■ ENTRIES SUPPLIED:
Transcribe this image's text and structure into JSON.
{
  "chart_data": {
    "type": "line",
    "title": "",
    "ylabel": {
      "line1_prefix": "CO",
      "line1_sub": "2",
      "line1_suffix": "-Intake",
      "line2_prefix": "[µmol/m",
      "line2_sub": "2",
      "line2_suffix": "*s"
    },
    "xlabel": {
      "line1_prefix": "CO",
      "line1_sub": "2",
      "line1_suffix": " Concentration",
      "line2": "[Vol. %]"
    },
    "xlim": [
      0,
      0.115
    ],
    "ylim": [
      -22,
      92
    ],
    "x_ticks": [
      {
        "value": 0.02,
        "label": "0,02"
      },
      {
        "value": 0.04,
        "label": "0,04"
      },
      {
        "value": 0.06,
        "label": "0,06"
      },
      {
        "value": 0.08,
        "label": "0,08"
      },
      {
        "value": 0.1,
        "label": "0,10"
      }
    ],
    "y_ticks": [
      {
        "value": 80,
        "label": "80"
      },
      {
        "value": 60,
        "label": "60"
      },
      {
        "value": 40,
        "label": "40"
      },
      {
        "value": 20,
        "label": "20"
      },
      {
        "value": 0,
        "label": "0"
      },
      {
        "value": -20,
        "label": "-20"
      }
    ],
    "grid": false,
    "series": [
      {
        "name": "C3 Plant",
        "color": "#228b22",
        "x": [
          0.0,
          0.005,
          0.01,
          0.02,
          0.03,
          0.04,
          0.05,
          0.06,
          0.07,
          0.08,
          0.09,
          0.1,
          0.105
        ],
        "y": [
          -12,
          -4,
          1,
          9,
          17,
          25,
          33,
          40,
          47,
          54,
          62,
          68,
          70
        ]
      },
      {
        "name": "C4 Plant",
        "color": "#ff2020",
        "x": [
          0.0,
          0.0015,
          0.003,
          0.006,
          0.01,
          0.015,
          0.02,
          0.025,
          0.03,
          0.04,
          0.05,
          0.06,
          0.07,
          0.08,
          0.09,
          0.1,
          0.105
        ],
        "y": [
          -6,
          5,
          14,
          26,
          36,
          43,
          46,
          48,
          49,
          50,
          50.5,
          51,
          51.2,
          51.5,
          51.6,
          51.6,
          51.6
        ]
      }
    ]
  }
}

■ EXERCISE:
Exactly reproduce every line of the data above.

■ RESPONSE FOR THIS EXERCISE:
Transcribe this image's text and structure into JSON.
{
  "chart_data": {
    "type": "line",
    "title": "",
    "ylabel": {
      "line1_prefix": "CO",
      "line1_sub": "2",
      "line1_suffix": "-Intake",
      "line2_prefix": "[µmol/m",
      "line2_sub": "2",
      "line2_suffix": "*s"
    },
    "xlabel": {
      "line1_prefix": "CO",
      "line1_sub": "2",
      "line1_suffix": " Concentration",
      "line2": "[Vol. %]"
    },
    "xlim": [
      0,
      0.115
    ],
    "ylim": [
      -22,
      92
    ],
    "x_ticks": [
      {
        "value": 0.02,
        "label": "0,02"
      },
      {
        "value": 0.04,
        "label": "0,04"
      },
      {
        "value": 0.06,
        "label": "0,06"
      },
      {
        "value": 0.08,
        "label": "0,08"
      },
      {
        "value": 0.1,
        "label": "0,10"
      }
    ],
    "y_ticks": [
      {
        "value": 80,
        "label": "80"
      },
      {
        "value": 60,
        "label": "60"
      },
      {
        "value": 40,
        "label": "40"
      },
      {
        "value": 20,
        "label": "20"
      },
      {
        "value": 0,
        "label": "0"
      },
      {
        "value": -20,
        "label": "-20"
      }
    ],
    "grid": false,
    "series": [
      {
        "name": "C3 Plant",
        "color": "#228b22",
        "x": [
          0.0,
          0.005,
          0.01,
          0.02,
          0.03,
          0.04,
          0.05,
          0.06,
          0.07,
          0.08,
          0.09,
          0.1,
          0.105
        ],
        "y": [
          -12,
          -4,
          1,
          9,
          17,
          25,
          33,
          40,
          47,
          54,
          62,
          68,
          70
        ]
      },
      {
        "name": "C4 Plant",
        "color": "#ff2020",
        "x": [
          0.0,
          0.0015,
          0.003,
          0.006,
          0.01,
          0.015,
          0.02,
          0.025,
          0.03,
          0.04,
          0.05,
          0.06,
          0.07,
          0.08,
          0.09,
          0.1,
          0.105
        ],
        "y": [
          -6,
          5,
          14,
          26,
          36,
          43,
          46,
          48,
          49,
          50,
          50.5,
          51,
          51.2,
          51.5,
          51.6,
          51.6,
          51.6
        ]
      }
    ]
  }
}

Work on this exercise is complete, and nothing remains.